— Begin EXCERPTED RECORDS —

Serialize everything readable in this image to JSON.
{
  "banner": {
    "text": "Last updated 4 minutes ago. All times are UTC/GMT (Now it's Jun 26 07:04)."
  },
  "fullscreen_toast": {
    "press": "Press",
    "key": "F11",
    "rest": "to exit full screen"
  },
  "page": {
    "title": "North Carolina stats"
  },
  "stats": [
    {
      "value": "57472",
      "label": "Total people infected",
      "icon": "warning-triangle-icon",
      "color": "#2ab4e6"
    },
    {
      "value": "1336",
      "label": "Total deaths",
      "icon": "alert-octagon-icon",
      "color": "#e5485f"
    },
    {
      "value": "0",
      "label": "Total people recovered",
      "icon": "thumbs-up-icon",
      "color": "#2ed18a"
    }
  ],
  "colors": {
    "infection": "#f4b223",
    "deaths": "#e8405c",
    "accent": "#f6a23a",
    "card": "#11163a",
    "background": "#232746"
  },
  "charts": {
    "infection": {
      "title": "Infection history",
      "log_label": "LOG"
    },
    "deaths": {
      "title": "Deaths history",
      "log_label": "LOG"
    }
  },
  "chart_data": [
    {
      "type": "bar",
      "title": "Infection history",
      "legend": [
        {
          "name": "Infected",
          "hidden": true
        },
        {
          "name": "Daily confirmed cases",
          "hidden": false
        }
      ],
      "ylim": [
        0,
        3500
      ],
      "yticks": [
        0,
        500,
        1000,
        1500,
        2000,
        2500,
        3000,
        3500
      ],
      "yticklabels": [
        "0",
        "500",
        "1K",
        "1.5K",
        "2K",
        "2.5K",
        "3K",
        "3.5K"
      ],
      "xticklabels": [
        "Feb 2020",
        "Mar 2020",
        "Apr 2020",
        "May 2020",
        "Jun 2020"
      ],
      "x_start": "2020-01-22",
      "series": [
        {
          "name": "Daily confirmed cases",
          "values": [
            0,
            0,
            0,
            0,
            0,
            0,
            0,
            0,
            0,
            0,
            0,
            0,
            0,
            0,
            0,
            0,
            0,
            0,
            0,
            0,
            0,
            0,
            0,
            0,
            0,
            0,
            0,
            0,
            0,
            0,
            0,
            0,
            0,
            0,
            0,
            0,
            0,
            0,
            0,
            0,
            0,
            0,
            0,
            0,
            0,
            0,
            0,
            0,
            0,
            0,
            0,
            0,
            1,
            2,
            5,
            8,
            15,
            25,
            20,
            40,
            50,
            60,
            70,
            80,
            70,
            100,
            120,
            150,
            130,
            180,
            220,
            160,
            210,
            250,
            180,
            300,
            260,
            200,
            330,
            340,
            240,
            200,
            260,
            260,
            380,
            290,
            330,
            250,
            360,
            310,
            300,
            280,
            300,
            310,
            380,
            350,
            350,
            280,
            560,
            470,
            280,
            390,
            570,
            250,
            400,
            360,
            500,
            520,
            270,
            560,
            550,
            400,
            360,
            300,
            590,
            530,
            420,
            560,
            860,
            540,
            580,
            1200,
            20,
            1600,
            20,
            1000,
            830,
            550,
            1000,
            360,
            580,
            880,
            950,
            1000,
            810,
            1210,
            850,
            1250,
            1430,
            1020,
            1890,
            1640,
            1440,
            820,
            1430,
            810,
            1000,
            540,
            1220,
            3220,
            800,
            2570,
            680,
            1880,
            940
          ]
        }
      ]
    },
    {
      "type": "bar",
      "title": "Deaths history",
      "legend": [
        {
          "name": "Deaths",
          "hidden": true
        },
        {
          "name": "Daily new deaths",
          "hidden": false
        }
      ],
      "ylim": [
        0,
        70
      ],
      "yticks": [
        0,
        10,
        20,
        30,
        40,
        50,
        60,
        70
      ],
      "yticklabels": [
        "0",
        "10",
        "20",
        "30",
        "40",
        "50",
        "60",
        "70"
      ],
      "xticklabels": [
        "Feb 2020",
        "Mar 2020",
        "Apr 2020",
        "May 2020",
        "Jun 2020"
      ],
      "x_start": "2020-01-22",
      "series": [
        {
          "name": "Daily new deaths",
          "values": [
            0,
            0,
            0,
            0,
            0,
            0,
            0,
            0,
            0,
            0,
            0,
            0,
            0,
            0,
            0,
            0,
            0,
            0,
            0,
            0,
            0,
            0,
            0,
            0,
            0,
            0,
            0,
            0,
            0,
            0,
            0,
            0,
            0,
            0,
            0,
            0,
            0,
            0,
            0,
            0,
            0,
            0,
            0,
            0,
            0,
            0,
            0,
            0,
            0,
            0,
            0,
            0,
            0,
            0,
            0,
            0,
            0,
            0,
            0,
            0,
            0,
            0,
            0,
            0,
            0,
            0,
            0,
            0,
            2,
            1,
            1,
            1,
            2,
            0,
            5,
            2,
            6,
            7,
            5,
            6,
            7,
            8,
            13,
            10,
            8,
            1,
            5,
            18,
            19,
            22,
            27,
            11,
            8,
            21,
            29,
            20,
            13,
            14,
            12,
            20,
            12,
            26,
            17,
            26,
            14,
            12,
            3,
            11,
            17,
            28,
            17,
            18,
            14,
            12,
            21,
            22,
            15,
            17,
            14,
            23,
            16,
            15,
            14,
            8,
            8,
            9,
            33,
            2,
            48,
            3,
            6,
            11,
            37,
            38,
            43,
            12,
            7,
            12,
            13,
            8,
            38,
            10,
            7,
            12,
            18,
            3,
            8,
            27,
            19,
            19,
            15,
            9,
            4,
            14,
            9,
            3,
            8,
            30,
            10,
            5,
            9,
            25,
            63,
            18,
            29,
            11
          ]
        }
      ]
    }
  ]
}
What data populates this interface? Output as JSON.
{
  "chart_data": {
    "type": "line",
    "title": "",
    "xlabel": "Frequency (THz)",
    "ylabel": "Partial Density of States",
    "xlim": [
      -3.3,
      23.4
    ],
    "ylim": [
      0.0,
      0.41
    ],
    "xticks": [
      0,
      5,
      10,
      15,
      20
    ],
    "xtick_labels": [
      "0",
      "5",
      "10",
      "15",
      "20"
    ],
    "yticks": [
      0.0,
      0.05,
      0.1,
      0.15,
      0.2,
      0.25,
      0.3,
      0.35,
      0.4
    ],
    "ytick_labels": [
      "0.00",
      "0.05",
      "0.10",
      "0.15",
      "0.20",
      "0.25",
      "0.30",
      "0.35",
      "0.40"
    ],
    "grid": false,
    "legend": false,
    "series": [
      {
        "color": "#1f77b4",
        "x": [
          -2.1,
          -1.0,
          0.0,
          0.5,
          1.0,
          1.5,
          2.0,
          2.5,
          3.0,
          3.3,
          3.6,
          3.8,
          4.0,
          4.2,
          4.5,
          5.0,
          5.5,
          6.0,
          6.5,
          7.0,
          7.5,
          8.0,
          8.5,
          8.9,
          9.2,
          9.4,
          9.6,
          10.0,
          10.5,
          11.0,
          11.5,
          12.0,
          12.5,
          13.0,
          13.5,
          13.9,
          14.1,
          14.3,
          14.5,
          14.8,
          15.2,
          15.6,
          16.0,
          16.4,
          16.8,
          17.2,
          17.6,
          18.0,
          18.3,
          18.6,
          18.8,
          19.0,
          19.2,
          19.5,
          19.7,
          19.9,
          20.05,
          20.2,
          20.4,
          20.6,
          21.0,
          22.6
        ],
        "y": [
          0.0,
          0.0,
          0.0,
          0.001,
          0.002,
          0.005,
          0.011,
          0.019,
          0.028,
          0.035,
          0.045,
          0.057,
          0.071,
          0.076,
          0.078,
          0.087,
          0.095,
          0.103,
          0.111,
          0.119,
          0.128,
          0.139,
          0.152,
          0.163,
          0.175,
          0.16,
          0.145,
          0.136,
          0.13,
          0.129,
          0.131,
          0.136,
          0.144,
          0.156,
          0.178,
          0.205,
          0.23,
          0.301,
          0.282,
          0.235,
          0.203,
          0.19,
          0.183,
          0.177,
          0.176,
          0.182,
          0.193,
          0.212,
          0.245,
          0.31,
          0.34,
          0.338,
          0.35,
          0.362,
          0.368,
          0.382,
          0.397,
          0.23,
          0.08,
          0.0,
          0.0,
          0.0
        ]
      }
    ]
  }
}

— End EXCERPTED RECORDS —

### TO BE DONE
Identify lines with the string "this". Copy each one.

### TASK ANSWER
Serialize everything readable in this image to JSON.
What data populates this interface? Output as JSON.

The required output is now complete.